**Given entries:**

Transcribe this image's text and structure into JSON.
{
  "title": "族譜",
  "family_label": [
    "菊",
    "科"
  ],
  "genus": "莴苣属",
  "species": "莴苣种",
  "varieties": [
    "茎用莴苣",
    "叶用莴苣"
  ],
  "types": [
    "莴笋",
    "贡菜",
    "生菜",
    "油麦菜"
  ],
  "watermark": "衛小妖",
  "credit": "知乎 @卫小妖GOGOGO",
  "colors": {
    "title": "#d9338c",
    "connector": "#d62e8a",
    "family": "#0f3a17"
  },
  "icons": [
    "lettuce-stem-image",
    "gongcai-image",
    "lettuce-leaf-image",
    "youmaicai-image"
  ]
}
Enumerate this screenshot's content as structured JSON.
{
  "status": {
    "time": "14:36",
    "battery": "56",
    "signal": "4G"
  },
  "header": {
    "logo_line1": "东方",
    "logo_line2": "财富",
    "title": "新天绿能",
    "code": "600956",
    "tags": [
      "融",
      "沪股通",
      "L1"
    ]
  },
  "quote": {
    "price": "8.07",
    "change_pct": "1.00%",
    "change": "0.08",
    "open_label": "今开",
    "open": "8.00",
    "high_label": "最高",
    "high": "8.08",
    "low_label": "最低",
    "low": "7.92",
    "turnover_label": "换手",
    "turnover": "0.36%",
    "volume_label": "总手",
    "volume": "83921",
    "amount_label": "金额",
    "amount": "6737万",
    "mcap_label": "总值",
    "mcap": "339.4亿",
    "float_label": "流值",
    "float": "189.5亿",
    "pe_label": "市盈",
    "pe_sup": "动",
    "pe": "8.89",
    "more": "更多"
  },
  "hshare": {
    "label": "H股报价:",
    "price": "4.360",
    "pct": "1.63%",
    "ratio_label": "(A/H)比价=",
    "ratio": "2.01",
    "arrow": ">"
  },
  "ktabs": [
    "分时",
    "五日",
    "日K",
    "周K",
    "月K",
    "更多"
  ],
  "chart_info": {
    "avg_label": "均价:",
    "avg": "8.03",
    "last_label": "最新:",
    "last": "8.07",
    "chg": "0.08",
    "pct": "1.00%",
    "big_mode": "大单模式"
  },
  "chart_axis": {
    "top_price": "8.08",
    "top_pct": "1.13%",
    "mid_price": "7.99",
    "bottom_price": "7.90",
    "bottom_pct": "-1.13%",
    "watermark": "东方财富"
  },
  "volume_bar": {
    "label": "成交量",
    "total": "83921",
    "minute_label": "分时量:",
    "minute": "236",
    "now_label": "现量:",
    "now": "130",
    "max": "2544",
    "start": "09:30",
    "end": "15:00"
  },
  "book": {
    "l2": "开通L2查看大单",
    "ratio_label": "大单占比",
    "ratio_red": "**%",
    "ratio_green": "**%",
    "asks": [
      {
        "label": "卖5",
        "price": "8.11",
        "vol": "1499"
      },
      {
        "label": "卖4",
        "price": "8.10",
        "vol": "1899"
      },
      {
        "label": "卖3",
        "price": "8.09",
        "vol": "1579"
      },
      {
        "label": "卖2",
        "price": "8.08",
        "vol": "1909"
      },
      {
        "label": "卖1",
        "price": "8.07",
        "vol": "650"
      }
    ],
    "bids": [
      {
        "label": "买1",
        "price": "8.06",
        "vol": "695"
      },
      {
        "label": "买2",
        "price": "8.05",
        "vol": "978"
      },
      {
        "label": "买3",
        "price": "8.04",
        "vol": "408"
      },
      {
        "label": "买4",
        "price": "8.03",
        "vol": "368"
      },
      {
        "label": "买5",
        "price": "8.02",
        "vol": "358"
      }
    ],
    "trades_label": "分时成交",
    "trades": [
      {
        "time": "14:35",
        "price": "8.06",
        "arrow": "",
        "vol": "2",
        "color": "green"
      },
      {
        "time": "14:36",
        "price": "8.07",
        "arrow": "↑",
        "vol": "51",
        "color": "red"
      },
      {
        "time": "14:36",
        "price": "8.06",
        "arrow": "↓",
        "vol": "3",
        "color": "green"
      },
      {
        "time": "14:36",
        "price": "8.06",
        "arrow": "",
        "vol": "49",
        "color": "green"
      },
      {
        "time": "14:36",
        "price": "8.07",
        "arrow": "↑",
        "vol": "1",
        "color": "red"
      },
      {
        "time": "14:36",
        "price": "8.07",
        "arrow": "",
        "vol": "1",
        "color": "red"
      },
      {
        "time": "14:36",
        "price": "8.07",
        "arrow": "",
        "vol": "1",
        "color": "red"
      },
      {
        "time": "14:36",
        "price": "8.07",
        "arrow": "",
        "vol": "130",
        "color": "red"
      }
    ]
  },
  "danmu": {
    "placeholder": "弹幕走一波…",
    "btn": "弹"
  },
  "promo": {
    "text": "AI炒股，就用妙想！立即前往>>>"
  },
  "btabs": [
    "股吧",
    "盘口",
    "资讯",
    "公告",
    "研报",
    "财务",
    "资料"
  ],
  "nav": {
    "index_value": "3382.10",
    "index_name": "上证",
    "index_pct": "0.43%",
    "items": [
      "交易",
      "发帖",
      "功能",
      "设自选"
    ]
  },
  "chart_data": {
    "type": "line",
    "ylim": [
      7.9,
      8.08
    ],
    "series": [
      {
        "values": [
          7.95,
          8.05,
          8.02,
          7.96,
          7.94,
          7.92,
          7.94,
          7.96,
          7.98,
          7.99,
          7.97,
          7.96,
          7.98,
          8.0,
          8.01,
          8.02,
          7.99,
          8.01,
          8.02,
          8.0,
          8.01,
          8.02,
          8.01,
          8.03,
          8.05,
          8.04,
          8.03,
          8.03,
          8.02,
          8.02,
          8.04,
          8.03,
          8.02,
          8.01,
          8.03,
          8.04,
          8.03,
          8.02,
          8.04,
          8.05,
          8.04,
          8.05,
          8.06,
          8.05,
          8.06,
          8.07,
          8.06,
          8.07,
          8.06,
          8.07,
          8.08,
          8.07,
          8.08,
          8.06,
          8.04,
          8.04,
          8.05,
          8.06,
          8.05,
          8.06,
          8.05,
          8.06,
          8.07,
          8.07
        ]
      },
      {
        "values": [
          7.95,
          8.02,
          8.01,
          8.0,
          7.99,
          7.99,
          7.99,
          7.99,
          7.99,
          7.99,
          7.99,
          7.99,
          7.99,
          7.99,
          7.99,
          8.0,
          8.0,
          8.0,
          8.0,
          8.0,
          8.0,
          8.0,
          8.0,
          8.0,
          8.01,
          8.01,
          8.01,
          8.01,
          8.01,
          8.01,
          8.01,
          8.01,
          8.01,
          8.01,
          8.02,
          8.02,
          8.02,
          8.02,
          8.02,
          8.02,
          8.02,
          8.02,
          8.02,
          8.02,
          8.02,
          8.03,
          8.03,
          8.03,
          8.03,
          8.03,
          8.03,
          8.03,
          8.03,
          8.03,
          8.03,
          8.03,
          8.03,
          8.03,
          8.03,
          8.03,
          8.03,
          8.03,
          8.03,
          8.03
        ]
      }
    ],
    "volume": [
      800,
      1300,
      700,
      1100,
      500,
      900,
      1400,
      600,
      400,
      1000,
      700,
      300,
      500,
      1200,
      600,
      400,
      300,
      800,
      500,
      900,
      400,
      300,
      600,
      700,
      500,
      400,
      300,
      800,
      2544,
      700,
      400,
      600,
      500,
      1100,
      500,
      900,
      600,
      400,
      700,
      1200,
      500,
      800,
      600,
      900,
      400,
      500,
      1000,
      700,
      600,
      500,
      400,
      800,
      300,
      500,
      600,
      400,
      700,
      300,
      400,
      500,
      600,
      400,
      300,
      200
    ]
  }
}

**What is expected:**
Transcribe all of the entries without altering anything.

**Output for this task:**
Transcribe this image's text and structure into JSON.
{
  "title": "族譜",
  "family_label": [
    "菊",
    "科"
  ],
  "genus": "莴苣属",
  "species": "莴苣种",
  "varieties": [
    "茎用莴苣",
    "叶用莴苣"
  ],
  "types": [
    "莴笋",
    "贡菜",
    "生菜",
    "油麦菜"
  ],
  "watermark": "衛小妖",
  "credit": "知乎 @卫小妖GOGOGO",
  "colors": {
    "title": "#d9338c",
    "connector": "#d62e8a",
    "family": "#0f3a17"
  },
  "icons": [
    "lettuce-stem-image",
    "gongcai-image",
    "lettuce-leaf-image",
    "youmaicai-image"
  ]
}
Enumerate this screenshot's content as structured JSON.
{
  "status": {
    "time": "14:36",
    "battery": "56",
    "signal": "4G"
  },
  "header": {
    "logo_line1": "东方",
    "logo_line2": "财富",
    "title": "新天绿能",
    "code": "600956",
    "tags": [
      "融",
      "沪股通",
      "L1"
    ]
  },
  "quote": {
    "price": "8.07",
    "change_pct": "1.00%",
    "change": "0.08",
    "open_label": "今开",
    "open": "8.00",
    "high_label": "最高",
    "high": "8.08",
    "low_label": "最低",
    "low": "7.92",
    "turnover_label": "换手",
    "turnover": "0.36%",
    "volume_label": "总手",
    "volume": "83921",
    "amount_label": "金额",
    "amount": "6737万",
    "mcap_label": "总值",
    "mcap": "339.4亿",
    "float_label": "流值",
    "float": "189.5亿",
    "pe_label": "市盈",
    "pe_sup": "动",
    "pe": "8.89",
    "more": "更多"
  },
  "hshare": {
    "label": "H股报价:",
    "price": "4.360",
    "pct": "1.63%",
    "ratio_label": "(A/H)比价=",
    "ratio": "2.01",
    "arrow": ">"
  },
  "ktabs": [
    "分时",
    "五日",
    "日K",
    "周K",
    "月K",
    "更多"
  ],
  "chart_info": {
    "avg_label": "均价:",
    "avg": "8.03",
    "last_label": "最新:",
    "last": "8.07",
    "chg": "0.08",
    "pct": "1.00%",
    "big_mode": "大单模式"
  },
  "chart_axis": {
    "top_price": "8.08",
    "top_pct": "1.13%",
    "mid_price": "7.99",
    "bottom_price": "7.90",
    "bottom_pct": "-1.13%",
    "watermark": "东方财富"
  },
  "volume_bar": {
    "label": "成交量",
    "total": "83921",
    "minute_label": "分时量:",
    "minute": "236",
    "now_label": "现量:",
    "now": "130",
    "max": "2544",
    "start": "09:30",
    "end": "15:00"
  },
  "book": {
    "l2": "开通L2查看大单",
    "ratio_label": "大单占比",
    "ratio_red": "**%",
    "ratio_green": "**%",
    "asks": [
      {
        "label": "卖5",
        "price": "8.11",
        "vol": "1499"
      },
      {
        "label": "卖4",
        "price": "8.10",
        "vol": "1899"
      },
      {
        "label": "卖3",
        "price": "8.09",
        "vol": "1579"
      },
      {
        "label": "卖2",
        "price": "8.08",
        "vol": "1909"
      },
      {
        "label": "卖1",
        "price": "8.07",
        "vol": "650"
      }
    ],
    "bids": [
      {
        "label": "买1",
        "price": "8.06",
        "vol": "695"
      },
      {
        "label": "买2",
        "price": "8.05",
        "vol": "978"
      },
      {
        "label": "买3",
        "price": "8.04",
        "vol": "408"
      },
      {
        "label": "买4",
        "price": "8.03",
        "vol": "368"
      },
      {
        "label": "买5",
        "price": "8.02",
        "vol": "358"
      }
    ],
    "trades_label": "分时成交",
    "trades": [
      {
        "time": "14:35",
        "price": "8.06",
        "arrow": "",
        "vol": "2",
        "color": "green"
      },
      {
        "time": "14:36",
        "price": "8.07",
        "arrow": "↑",
        "vol": "51",
        "color": "red"
      },
      {
        "time": "14:36",
        "price": "8.06",
        "arrow": "↓",
        "vol": "3",
        "color": "green"
      },
      {
        "time": "14:36",
        "price": "8.06",
        "arrow": "",
        "vol": "49",
        "color": "green"
      },
      {
        "time": "14:36",
        "price": "8.07",
        "arrow": "↑",
        "vol": "1",
        "color": "red"
      },
      {
        "time": "14:36",
        "price": "8.07",
        "arrow": "",
        "vol": "1",
        "color": "red"
      },
      {
        "time": "14:36",
        "price": "8.07",
        "arrow": "",
        "vol": "1",
        "color": "red"
      },
      {
        "time": "14:36",
        "price": "8.07",
        "arrow": "",
        "vol": "130",
        "color": "red"
      }
    ]
  },
  "danmu": {
    "placeholder": "弹幕走一波…",
    "btn": "弹"
  },
  "promo": {
    "text": "AI炒股，就用妙想！立即前往>>>"
  },
  "btabs": [
    "股吧",
    "盘口",
    "资讯",
    "公告",
    "研报",
    "财务",
    "资料"
  ],
  "nav": {
    "index_value": "3382.10",
    "index_name": "上证",
    "index_pct": "0.43%",
    "items": [
      "交易",
      "发帖",
      "功能",
      "设自选"
    ]
  },
  "chart_data": {
    "type": "line",
    "ylim": [
      7.9,
      8.08
    ],
    "series": [
      {
        "values": [
          7.95,
          8.05,
          8.02,
          7.96,
          7.94,
          7.92,
          7.94,
          7.96,
          7.98,
          7.99,
          7.97,
          7.96,
          7.98,
          8.0,
          8.01,
          8.02,
          7.99,
          8.01,
          8.02,
          8.0,
          8.01,
          8.02,
          8.01,
          8.03,
          8.05,
          8.04,
          8.03,
          8.03,
          8.02,
          8.02,
          8.04,
          8.03,
          8.02,
          8.01,
          8.03,
          8.04,
          8.03,
          8.02,
          8.04,
          8.05,
          8.04,
          8.05,
          8.06,
          8.05,
          8.06,
          8.07,
          8.06,
          8.07,
          8.06,
          8.07,
          8.08,
          8.07,
          8.08,
          8.06,
          8.04,
          8.04,
          8.05,
          8.06,
          8.05,
          8.06,
          8.05,
          8.06,
          8.07,
          8.07
        ]
      },
      {
        "values": [
          7.95,
          8.02,
          8.01,
          8.0,
          7.99,
          7.99,
          7.99,
          7.99,
          7.99,
          7.99,
          7.99,
          7.99,
          7.99,
          7.99,
          7.99,
          8.0,
          8.0,
          8.0,
          8.0,
          8.0,
          8.0,
          8.0,
          8.0,
          8.0,
          8.01,
          8.01,
          8.01,
          8.01,
          8.01,
          8.01,
          8.01,
          8.01,
          8.01,
          8.01,
          8.02,
          8.02,
          8.02,
          8.02,
          8.02,
          8.02,
          8.02,
          8.02,
          8.02,
          8.02,
          8.02,
          8.03,
          8.03,
          8.03,
          8.03,
          8.03,
          8.03,
          8.03,
          8.03,
          8.03,
          8.03,
          8.03,
          8.03,
          8.03,
          8.03,
          8.03,
          8.03,
          8.03,
          8.03,
          8.03
        ]
      }
    ],
    "volume": [
      800,
      1300,
      700,
      1100,
      500,
      900,
      1400,
      600,
      400,
      1000,
      700,
      300,
      500,
      1200,
      600,
      400,
      300,
      800,
      500,
      900,
      400,
      300,
      600,
      700,
      500,
      400,
      300,
      800,
      2544,
      700,
      400,
      600,
      500,
      1100,
      500,
      900,
      600,
      400,
      700,
      1200,
      500,
      800,
      600,
      900,
      400,
      500,
      1000,
      700,
      600,
      500,
      400,
      800,
      300,
      500,
      600,
      400,
      700,
      300,
      400,
      500,
      600,
      400,
      300,
      200
    ]
  }
}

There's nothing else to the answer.